REQUIREMENT: The material beneath this line should be printed exactly, with its pictures omitted.

MATERIAL SHOWN:

********************

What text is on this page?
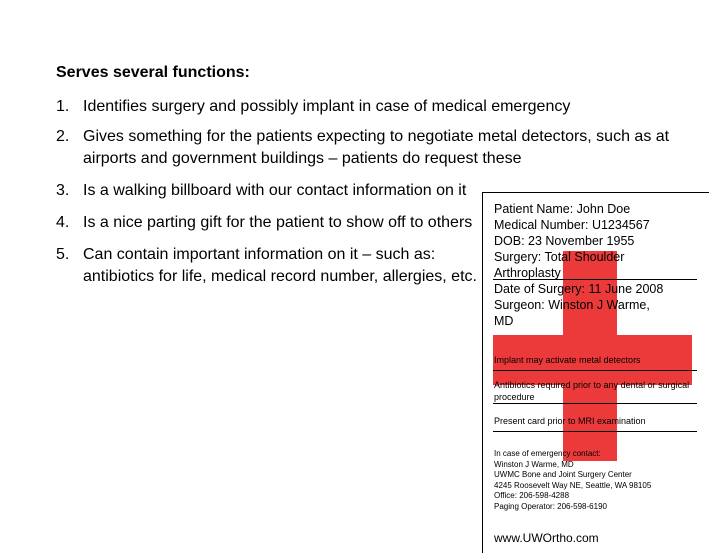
Serves several functions:
1. Identifies surgery and possibly implant in case of medical emergency
2. Gives something for the patients expecting to negotiate metal detectors, such as at airports and government buildings – patients do request these
3. Is a walking billboard with our contact information on it
4. Is a nice parting gift for the patient to show off to others
5. Can contain important information on it – such as: antibiotics for life, medical record number, allergies, etc.
Patient Name: John Doe
Medical Number: U1234567
DOB: 23 November 1955
Surgery: Total Shoulder
Arthroplasty
Date of Surgery: 11 June 2008
Surgeon: Winston J Warme,
MD
Implant may activate metal detectors
Antibiotics required prior to any dental or surgical procedure
Present card prior to MRI examination
In case of emergency contact:
Winston J Warme, MD
UWMC Bone and Joint Surgery Center
4245 Roosevelt Way NE, Seattle, WA 98105
Office: 206-598-4288
Paging Operator: 206-598-6190
www.UWOrtho.com
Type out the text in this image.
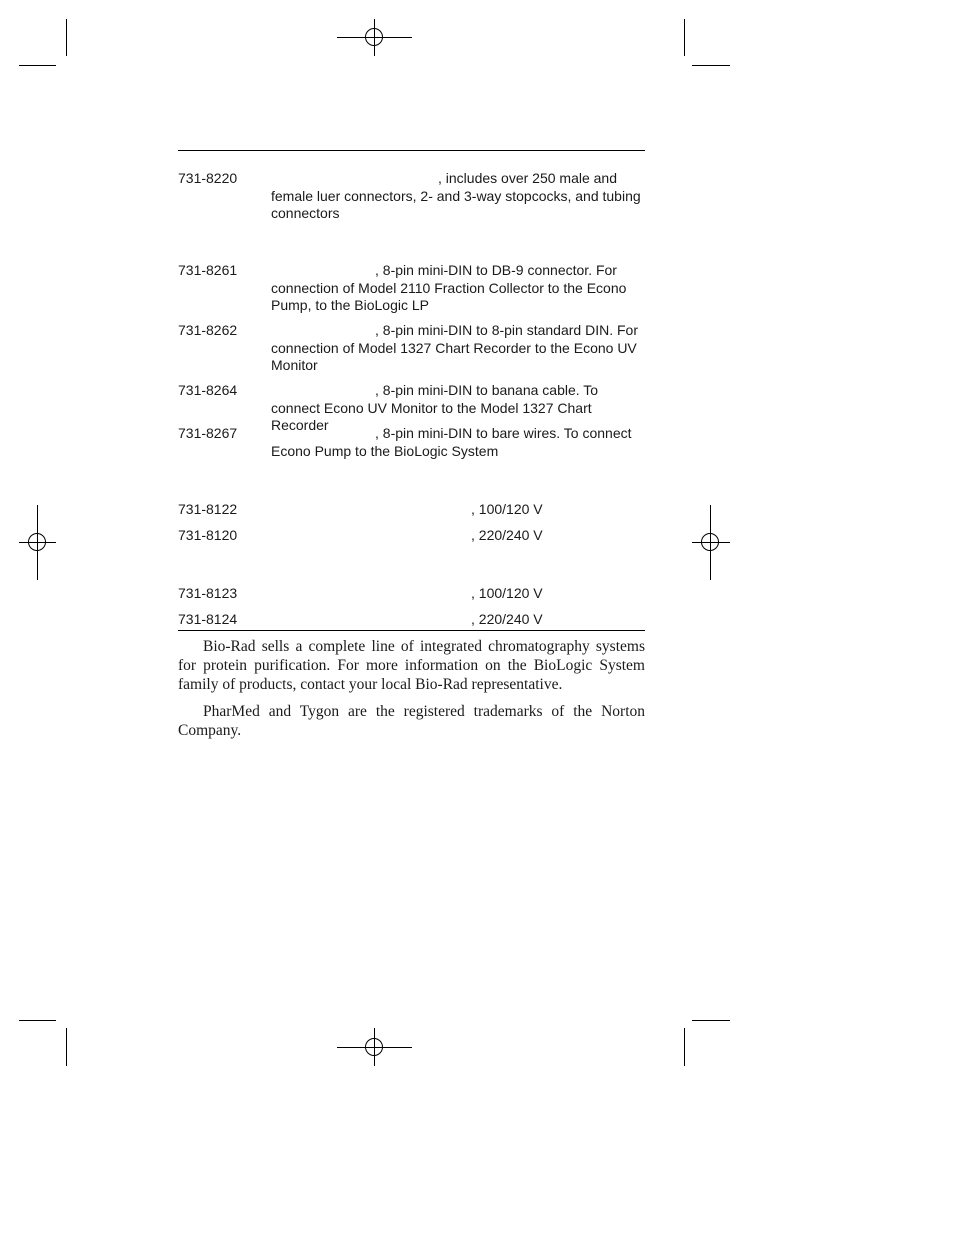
731-8220	, includes over 250 male and female luer connectors, 2- and 3-way stopcocks, and tubing connectors
731-8261	, 8-pin mini-DIN to DB-9 connector. For connection of Model 2110 Fraction Collector to the Econo Pump, to the BioLogic LP
731-8262	, 8-pin mini-DIN to 8-pin standard DIN. For connection of Model 1327 Chart Recorder to the Econo UV Monitor
731-8264	, 8-pin mini-DIN to banana cable. To connect Econo UV Monitor to the Model 1327 Chart Recorder
731-8267	, 8-pin mini-DIN to bare wires. To connect Econo Pump to the BioLogic System
731-8122	, 100/120 V
731-8120	, 220/240 V
731-8123	, 100/120 V
731-8124	, 220/240 V

Bio-Rad sells a complete line of integrated chromatography systems for protein purification. For more information on the BioLogic System family of products, contact your local Bio-Rad representative.

PharMed and Tygon are the registered trademarks of the Norton Company.
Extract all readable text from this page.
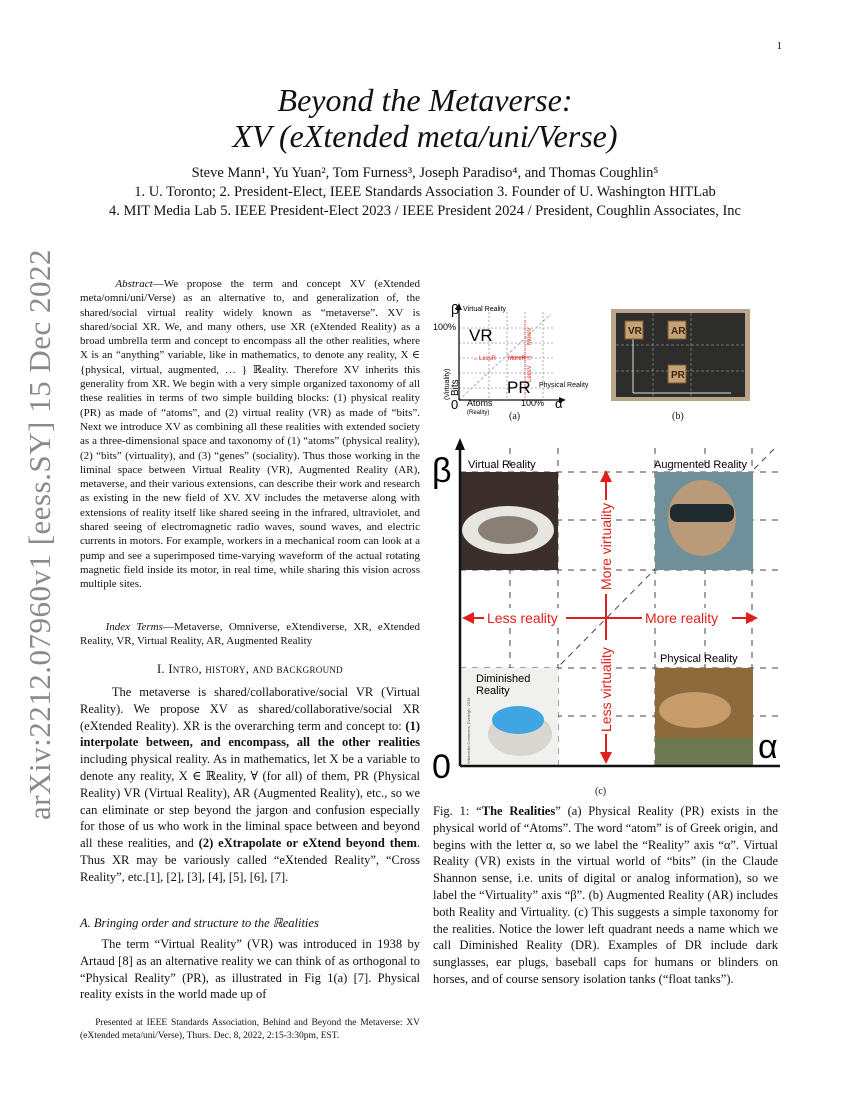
1
arXiv:2212.07960v1 [eess.SY] 15 Dec 2022
Beyond the Metaverse:
XV (eXtended meta/uni/Verse)
Steve Mann¹, Yu Yuan², Tom Furness³, Joseph Paradiso⁴, and Thomas Coughlin⁵
1. U. Toronto; 2. President-Elect, IEEE Standards Association 3. Founder of U. Washington HITLab
4. MIT Media Lab 5. IEEE President-Elect 2023 / IEEE President 2024 / President, Coughlin Associates, Inc

Abstract—We propose the term and concept XV (eXtended meta/omni/uni/Verse) as an alternative to, and generalization of, the shared/social virtual reality widely known as “metaverse”. XV is shared/social XR. We, and many others, use XR (eXtended Reality) as a broad umbrella term and concept to encompass all the other realities, where X is an “anything” variable, like in mathematics, to denote any reality, X ∈ {physical, virtual, augmented, … } ℝeality. Therefore XV inherits this generality from XR. We begin with a very simple organized taxonomy of all these realities in terms of two simple building blocks: (1) physical reality (PR) as made of “atoms”, and (2) virtual reality (VR) as made of “bits”. Next we introduce XV as combining all these realities with extended society as a three-dimensional space and taxonomy of (1) “atoms” (physical reality), (2) “bits” (virtuality), and (3) “genes” (sociality). Thus those working in the liminal space between Virtual Reality (VR), Augmented Reality (AR), metaverse, and their various extensions, can describe their work and research as existing in the new field of XV. XV includes the metaverse along with extensions of reality itself like shared seeing in the infrared, ultraviolet, and shared seeing of electromagnetic radio waves, sound waves, and electric currents in motors. For example, workers in a mechanical room can look at a pump and see a superimposed time-varying waveform of the actual rotating magnetic field inside its motor, in real time, while sharing this vision across multiple sites.

Index Terms—Metaverse, Omniverse, eXtendiverse, XR, eXtended Reality, VR, Virtual Reality, AR, Augmented Reality

I. Intro, history, and background

The metaverse is shared/collaborative/social VR (Virtual Reality). We propose XV as shared/collaborative/social XR (eXtended Reality). XR is the overarching term and concept to: (1) interpolate between, and encompass, all the other realities including physical reality. As in mathematics, let X be a variable to denote any reality, X ∈ ℝeality, ∀ (for all) of them, PR (Physical Reality) VR (Virtual Reality), AR (Augmented Reality), etc., so we can eliminate or step beyond the jargon and confusion especially for those of us who work in the liminal space between and beyond all these realities, and (2) eXtrapolate or eXtend beyond them. Thus XR may be variously called “eXtended Reality”, “Cross Reality”, etc.[1], [2], [3], [4], [5], [6], [7].

A. Bringing order and structure to the ℝealities

The term “Virtual Reality” (VR) was introduced in 1938 by Artaud [8] as an alternative reality we can think of as orthogonal to “Physical Reality” (PR), as illustrated in Fig 1(a) [7]. Physical reality exists in the world made up of

Presented at IEEE Standards Association, Behind and Beyond the Metaverse: XV (eXtended meta/uni/Verse), Thurs. Dec. 8, 2022, 2:15-3:30pm, EST.

β Virtual Reality
100% VR
←LessR MoreR→
MoreV
LessV
PR Physical Reality
Bits
(Virtuality)
0 Atoms
(Reality)
100% α
(a)
VR	AR
PR
(b)
Less reality	More reality
More virtuality
Less virtuality
Virtual Reality	Augmented Reality
Physical Reality
Diminished
Reality
Wikimedia Commons, Eveleigh, 2016
β
0
α
(c)

Fig. 1: “The Realities” (a) Physical Reality (PR) exists in the physical world of “Atoms”. The word “atom” is of Greek origin, and begins with the letter α, so we label the “Reality” axis “α”. Virtual Reality (VR) exists in the virtual world of “bits” (in the Claude Shannon sense, i.e. units of digital or analog information), so we label the “Virtuality” axis “β”. (b) Augmented Reality (AR) includes both Reality and Virtuality. (c) This suggests a simple taxonomy for the realities. Notice the lower left quadrant needs a name which we call Diminished Reality (DR). Examples of DR include dark sunglasses, ear plugs, baseball caps for humans or blinders on horses, and of course sensory isolation tanks (“float tanks”).
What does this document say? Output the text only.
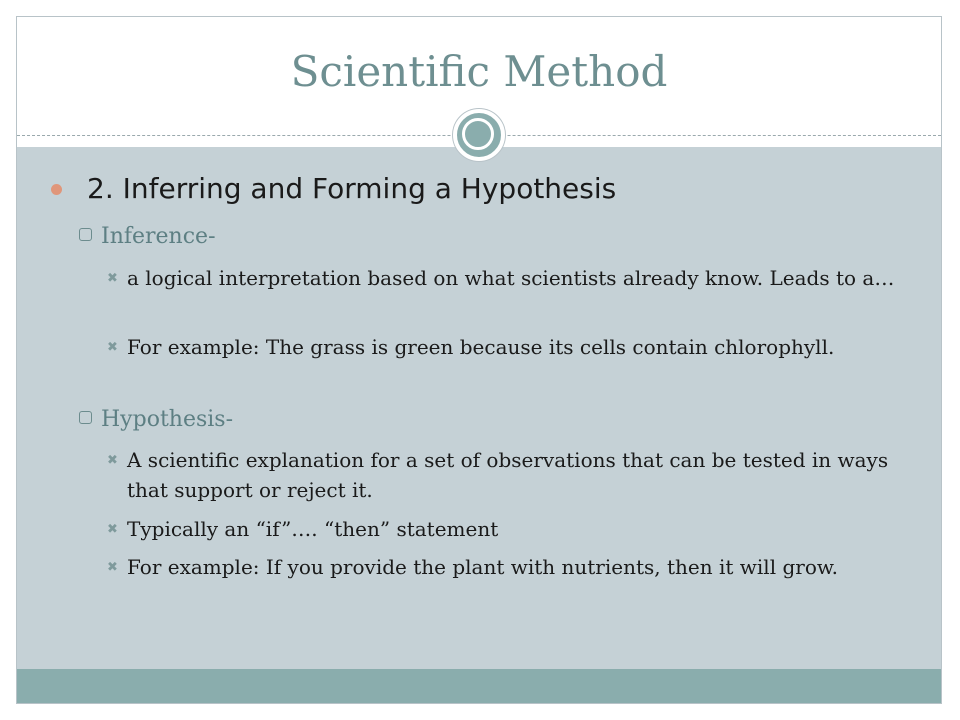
Scientific Method
2. Inferring and Forming a Hypothesis
Inference-
✖ a logical interpretation based on what scientists already know. Leads to a…
✖ For example: The grass is green because its cells contain chlorophyll.
Hypothesis-
✖ A scientific explanation for a set of observations that can be tested in ways that support or reject it.
✖ Typically an “if”…. “then” statement
✖ For example: If you provide the plant with nutrients, then it will grow.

********************

EXERCISE ANSWER:
What text is on this page?
Serves several functions:
1. Identifies surgery and possibly implant in case of medical emergency
2. Gives something for the patients expecting to negotiate metal detectors, such as at airports and government buildings – patients do request these
3. Is a walking billboard with our contact information on it
4. Is a nice parting gift for the patient to show off to others
5. Can contain important information on it – such as: antibiotics for life, medical record number, allergies, etc.
Patient Name: John Doe
Medical Number: U1234567
DOB: 23 November 1955
Surgery: Total Shoulder
Arthroplasty
Date of Surgery: 11 June 2008
Surgeon: Winston J Warme,
MD
Implant may activate metal detectors
Antibiotics required prior to any dental or surgical procedure
Present card prior to MRI examination
In case of emergency contact:
Winston J Warme, MD
UWMC Bone and Joint Surgery Center
4245 Roosevelt Way NE, Seattle, WA 98105
Office: 206-598-4288
Paging Operator: 206-598-6190
www.UWOrtho.com
Type out the text in this image.
731-8220	, includes over 250 male and female luer connectors, 2- and 3-way stopcocks, and tubing connectors
731-8261	, 8-pin mini-DIN to DB-9 connector. For connection of Model 2110 Fraction Collector to the Econo Pump, to the BioLogic LP
731-8262	, 8-pin mini-DIN to 8-pin standard DIN. For connection of Model 1327 Chart Recorder to the Econo UV Monitor
731-8264	, 8-pin mini-DIN to banana cable. To connect Econo UV Monitor to the Model 1327 Chart Recorder
731-8267	, 8-pin mini-DIN to bare wires. To connect Econo Pump to the BioLogic System
731-8122	, 100/120 V
731-8120	, 220/240 V
731-8123	, 100/120 V
731-8124	, 220/240 V

Bio-Rad sells a complete line of integrated chromatography systems for protein purification. For more information on the BioLogic System family of products, contact your local Bio-Rad representative.

PharMed and Tygon are the registered trademarks of the Norton Company.
Extract all readable text from this page.
1
arXiv:2212.07960v1 [eess.SY] 15 Dec 2022
Beyond the Metaverse:
XV (eXtended meta/uni/Verse)
Steve Mann¹, Yu Yuan², Tom Furness³, Joseph Paradiso⁴, and Thomas Coughlin⁵
1. U. Toronto; 2. President-Elect, IEEE Standards Association 3. Founder of U. Washington HITLab
4. MIT Media Lab 5. IEEE President-Elect 2023 / IEEE President 2024 / President, Coughlin Associates, Inc

Abstract—We propose the term and concept XV (eXtended meta/omni/uni/Verse) as an alternative to, and generalization of, the shared/social virtual reality widely known as “metaverse”. XV is shared/social XR. We, and many others, use XR (eXtended Reality) as a broad umbrella term and concept to encompass all the other realities, where X is an “anything” variable, like in mathematics, to denote any reality, X ∈ {physical, virtual, augmented, … } ℝeality. Therefore XV inherits this generality from XR. We begin with a very simple organized taxonomy of all these realities in terms of two simple building blocks: (1) physical reality (PR) as made of “atoms”, and (2) virtual reality (VR) as made of “bits”. Next we introduce XV as combining all these realities with extended society as a three-dimensional space and taxonomy of (1) “atoms” (physical reality), (2) “bits” (virtuality), and (3) “genes” (sociality). Thus those working in the liminal space between Virtual Reality (VR), Augmented Reality (AR), metaverse, and their various extensions, can describe their work and research as existing in the new field of XV. XV includes the metaverse along with extensions of reality itself like shared seeing in the infrared, ultraviolet, and shared seeing of electromagnetic radio waves, sound waves, and electric currents in motors. For example, workers in a mechanical room can look at a pump and see a superimposed time-varying waveform of the actual rotating magnetic field inside its motor, in real time, while sharing this vision across multiple sites.

Index Terms—Metaverse, Omniverse, eXtendiverse, XR, eXtended Reality, VR, Virtual Reality, AR, Augmented Reality

I. Intro, history, and background

The metaverse is shared/collaborative/social VR (Virtual Reality). We propose XV as shared/collaborative/social XR (eXtended Reality). XR is the overarching term and concept to: (1) interpolate between, and encompass, all the other realities including physical reality. As in mathematics, let X be a variable to denote any reality, X ∈ ℝeality, ∀ (for all) of them, PR (Physical Reality) VR (Virtual Reality), AR (Augmented Reality), etc., so we can eliminate or step beyond the jargon and confusion especially for those of us who work in the liminal space between and beyond all these realities, and (2) eXtrapolate or eXtend beyond them. Thus XR may be variously called “eXtended Reality”, “Cross Reality”, etc.[1], [2], [3], [4], [5], [6], [7].

A. Bringing order and structure to the ℝealities

The term “Virtual Reality” (VR) was introduced in 1938 by Artaud [8] as an alternative reality we can think of as orthogonal to “Physical Reality” (PR), as illustrated in Fig 1(a) [7]. Physical reality exists in the world made up of

Presented at IEEE Standards Association, Behind and Beyond the Metaverse: XV (eXtended meta/uni/Verse), Thurs. Dec. 8, 2022, 2:15-3:30pm, EST.

β Virtual Reality
100% VR
←LessR MoreR→
MoreV
LessV
PR Physical Reality
Bits
(Virtuality)
0 Atoms
(Reality)
100% α
(a)
VR	AR
PR
(b)
Less reality	More reality
More virtuality
Less virtuality
Virtual Reality	Augmented Reality
Physical Reality
Diminished
Reality
Wikimedia Commons, Eveleigh, 2016
β
0
α
(c)

Fig. 1: “The Realities” (a) Physical Reality (PR) exists in the physical world of “Atoms”. The word “atom” is of Greek origin, and begins with the letter α, so we label the “Reality” axis “α”. Virtual Reality (VR) exists in the virtual world of “bits” (in the Claude Shannon sense, i.e. units of digital or analog information), so we label the “Virtuality” axis “β”. (b) Augmented Reality (AR) includes both Reality and Virtuality. (c) This suggests a simple taxonomy for the realities. Notice the lower left quadrant needs a name which we call Diminished Reality (DR). Examples of DR include dark sunglasses, ear plugs, baseball caps for humans or blinders on horses, and of course sensory isolation tanks (“float tanks”).
What does this document say? Output the text only.
Scientific Method
2. Inferring and Forming a Hypothesis
Inference-
✖ a logical interpretation based on what scientists already know. Leads to a…
✖ For example: The grass is green because its cells contain chlorophyll.
Hypothesis-
✖ A scientific explanation for a set of observations that can be tested in ways that support or reject it.
✖ Typically an “if”…. “then” statement
✖ For example: If you provide the plant with nutrients, then it will grow.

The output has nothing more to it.